_The problem:_ Write the material out again in full, exactly.

......

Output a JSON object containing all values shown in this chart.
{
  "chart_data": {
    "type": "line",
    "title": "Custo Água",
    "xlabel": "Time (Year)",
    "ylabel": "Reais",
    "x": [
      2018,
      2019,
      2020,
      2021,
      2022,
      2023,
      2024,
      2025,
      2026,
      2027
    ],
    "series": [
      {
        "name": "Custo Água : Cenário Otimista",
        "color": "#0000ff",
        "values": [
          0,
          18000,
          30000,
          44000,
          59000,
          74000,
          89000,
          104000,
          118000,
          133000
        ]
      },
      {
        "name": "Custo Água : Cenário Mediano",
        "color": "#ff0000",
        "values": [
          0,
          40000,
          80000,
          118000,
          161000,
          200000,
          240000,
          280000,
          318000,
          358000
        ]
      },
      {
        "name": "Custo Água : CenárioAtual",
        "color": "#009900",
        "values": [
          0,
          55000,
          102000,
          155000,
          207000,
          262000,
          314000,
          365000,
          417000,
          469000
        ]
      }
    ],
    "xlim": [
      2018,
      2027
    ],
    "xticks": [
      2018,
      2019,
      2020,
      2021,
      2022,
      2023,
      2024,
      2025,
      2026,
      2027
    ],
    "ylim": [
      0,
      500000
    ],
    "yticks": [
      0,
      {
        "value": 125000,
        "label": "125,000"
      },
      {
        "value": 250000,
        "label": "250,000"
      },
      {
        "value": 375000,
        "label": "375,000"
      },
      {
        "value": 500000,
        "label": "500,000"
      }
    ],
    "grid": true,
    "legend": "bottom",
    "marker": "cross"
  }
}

......

_Response to this task:_
Output a JSON object containing all values shown in this chart.
{
  "chart_data": {
    "type": "line",
    "title": "Custo Água",
    "xlabel": "Time (Year)",
    "ylabel": "Reais",
    "x": [
      2018,
      2019,
      2020,
      2021,
      2022,
      2023,
      2024,
      2025,
      2026,
      2027
    ],
    "series": [
      {
        "name": "Custo Água : Cenário Otimista",
        "color": "#0000ff",
        "values": [
          0,
          18000,
          30000,
          44000,
          59000,
          74000,
          89000,
          104000,
          118000,
          133000
        ]
      },
      {
        "name": "Custo Água : Cenário Mediano",
        "color": "#ff0000",
        "values": [
          0,
          40000,
          80000,
          118000,
          161000,
          200000,
          240000,
          280000,
          318000,
          358000
        ]
      },
      {
        "name": "Custo Água : CenárioAtual",
        "color": "#009900",
        "values": [
          0,
          55000,
          102000,
          155000,
          207000,
          262000,
          314000,
          365000,
          417000,
          469000
        ]
      }
    ],
    "xlim": [
      2018,
      2027
    ],
    "xticks": [
      2018,
      2019,
      2020,
      2021,
      2022,
      2023,
      2024,
      2025,
      2026,
      2027
    ],
    "ylim": [
      0,
      500000
    ],
    "yticks": [
      0,
      {
        "value": 125000,
        "label": "125,000"
      },
      {
        "value": 250000,
        "label": "250,000"
      },
      {
        "value": 375000,
        "label": "375,000"
      },
      {
        "value": 500000,
        "label": "500,000"
      }
    ],
    "grid": true,
    "legend": "bottom",
    "marker": "cross"
  }
}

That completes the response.